§ **WHAT YOU WILL DO**: Return each line containing "Number".
Start of DATASET RECORDS
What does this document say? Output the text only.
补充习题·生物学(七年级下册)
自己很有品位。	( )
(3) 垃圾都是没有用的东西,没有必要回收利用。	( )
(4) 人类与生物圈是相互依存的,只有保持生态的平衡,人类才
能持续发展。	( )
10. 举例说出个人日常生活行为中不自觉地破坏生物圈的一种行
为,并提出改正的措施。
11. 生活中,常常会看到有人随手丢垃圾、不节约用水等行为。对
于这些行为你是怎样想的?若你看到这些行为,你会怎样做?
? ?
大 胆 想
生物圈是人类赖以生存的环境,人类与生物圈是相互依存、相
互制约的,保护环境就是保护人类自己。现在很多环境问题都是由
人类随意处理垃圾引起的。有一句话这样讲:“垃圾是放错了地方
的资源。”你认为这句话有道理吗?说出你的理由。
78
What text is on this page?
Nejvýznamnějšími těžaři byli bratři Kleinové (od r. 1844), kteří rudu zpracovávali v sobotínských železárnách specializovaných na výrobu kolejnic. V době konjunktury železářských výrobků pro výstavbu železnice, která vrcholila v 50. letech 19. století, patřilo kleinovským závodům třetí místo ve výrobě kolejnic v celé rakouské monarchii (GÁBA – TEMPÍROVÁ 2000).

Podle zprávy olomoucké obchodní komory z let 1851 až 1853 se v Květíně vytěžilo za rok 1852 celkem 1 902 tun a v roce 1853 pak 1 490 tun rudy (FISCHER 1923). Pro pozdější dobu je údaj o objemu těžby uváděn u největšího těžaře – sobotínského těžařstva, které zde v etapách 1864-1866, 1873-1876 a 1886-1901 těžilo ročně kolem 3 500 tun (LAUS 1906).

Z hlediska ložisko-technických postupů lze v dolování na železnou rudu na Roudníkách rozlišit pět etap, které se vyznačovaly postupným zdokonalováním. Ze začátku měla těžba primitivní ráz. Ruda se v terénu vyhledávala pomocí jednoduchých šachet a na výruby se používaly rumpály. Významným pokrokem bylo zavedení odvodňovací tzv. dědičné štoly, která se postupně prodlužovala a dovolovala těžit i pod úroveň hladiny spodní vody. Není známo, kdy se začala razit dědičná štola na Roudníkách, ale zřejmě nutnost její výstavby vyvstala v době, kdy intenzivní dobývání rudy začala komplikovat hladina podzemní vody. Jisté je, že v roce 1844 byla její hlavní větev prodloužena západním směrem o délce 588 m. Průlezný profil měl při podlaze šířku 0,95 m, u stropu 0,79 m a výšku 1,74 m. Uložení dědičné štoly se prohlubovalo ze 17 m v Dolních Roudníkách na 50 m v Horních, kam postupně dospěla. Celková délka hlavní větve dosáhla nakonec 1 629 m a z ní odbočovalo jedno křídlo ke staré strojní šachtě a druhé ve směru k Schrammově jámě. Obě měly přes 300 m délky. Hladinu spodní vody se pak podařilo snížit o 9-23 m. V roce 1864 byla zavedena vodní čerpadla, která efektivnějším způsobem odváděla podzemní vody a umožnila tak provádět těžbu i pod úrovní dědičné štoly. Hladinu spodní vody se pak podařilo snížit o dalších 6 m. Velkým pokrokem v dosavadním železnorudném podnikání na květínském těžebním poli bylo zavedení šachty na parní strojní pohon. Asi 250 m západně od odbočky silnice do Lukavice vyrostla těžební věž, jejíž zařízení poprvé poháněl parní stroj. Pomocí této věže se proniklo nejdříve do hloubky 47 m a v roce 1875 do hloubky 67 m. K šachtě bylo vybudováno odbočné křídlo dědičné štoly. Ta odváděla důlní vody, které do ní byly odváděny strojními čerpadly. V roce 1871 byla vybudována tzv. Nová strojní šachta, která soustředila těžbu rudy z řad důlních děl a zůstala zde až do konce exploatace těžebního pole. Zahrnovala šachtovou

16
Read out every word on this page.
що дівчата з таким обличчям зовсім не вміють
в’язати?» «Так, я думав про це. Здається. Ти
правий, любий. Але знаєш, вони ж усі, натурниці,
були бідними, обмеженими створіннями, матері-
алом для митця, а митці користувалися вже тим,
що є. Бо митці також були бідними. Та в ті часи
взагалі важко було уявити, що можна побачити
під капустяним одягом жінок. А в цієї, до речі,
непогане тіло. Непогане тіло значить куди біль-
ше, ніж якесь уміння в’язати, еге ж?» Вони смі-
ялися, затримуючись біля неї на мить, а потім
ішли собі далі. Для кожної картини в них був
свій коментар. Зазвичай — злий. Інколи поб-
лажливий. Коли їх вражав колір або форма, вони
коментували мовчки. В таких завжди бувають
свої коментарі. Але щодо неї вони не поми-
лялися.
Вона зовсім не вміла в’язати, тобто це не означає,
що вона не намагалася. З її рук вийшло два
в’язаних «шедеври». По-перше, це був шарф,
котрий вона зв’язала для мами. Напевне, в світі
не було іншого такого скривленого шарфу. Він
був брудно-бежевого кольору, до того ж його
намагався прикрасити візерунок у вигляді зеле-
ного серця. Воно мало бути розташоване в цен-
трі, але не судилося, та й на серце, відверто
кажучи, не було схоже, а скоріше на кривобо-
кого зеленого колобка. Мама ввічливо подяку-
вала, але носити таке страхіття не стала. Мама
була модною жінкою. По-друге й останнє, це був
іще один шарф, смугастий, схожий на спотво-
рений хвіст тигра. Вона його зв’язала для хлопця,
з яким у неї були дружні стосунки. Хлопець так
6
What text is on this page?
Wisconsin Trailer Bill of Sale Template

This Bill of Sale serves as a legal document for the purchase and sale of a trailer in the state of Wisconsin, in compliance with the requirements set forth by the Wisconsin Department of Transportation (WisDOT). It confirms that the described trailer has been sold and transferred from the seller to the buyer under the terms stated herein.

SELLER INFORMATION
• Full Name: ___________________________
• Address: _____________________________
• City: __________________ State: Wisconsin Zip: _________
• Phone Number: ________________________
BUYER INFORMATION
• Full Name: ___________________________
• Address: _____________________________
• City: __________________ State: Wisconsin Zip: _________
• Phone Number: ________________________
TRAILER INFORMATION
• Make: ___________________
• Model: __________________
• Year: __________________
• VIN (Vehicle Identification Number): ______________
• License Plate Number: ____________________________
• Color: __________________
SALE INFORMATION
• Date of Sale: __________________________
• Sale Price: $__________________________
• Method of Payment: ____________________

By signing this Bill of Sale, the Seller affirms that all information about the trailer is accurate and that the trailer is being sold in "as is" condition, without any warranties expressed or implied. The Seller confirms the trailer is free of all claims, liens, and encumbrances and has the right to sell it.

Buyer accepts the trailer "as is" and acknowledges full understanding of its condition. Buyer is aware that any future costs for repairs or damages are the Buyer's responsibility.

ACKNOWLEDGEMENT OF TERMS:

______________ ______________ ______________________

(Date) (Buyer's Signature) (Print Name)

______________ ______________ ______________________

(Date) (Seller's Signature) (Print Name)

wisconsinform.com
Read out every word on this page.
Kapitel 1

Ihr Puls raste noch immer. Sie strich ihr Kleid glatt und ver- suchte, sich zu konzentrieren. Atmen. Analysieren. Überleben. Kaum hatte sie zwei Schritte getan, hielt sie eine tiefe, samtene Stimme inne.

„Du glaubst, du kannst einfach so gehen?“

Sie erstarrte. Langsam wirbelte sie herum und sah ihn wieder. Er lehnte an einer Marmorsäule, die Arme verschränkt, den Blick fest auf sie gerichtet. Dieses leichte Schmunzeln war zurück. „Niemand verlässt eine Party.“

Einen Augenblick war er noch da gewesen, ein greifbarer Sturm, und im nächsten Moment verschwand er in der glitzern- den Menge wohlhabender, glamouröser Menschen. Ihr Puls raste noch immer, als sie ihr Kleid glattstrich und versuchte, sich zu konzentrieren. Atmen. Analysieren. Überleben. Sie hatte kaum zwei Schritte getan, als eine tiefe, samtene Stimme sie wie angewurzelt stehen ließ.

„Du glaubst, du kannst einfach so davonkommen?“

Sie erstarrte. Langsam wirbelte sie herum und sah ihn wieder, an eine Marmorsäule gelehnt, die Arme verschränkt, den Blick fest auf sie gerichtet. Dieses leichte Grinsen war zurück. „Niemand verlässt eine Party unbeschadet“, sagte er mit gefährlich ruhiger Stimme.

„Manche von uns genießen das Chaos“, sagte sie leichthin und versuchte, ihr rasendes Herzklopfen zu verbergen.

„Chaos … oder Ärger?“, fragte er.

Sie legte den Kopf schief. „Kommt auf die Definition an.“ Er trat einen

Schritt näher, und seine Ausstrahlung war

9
End of DATASET RECORDS
§ **OUTPUT OF THE TASK**:
• Phone Number: ________________________
• Phone Number: ________________________
• VIN (Vehicle Identification Number): ______________
• License Plate Number: ____________________________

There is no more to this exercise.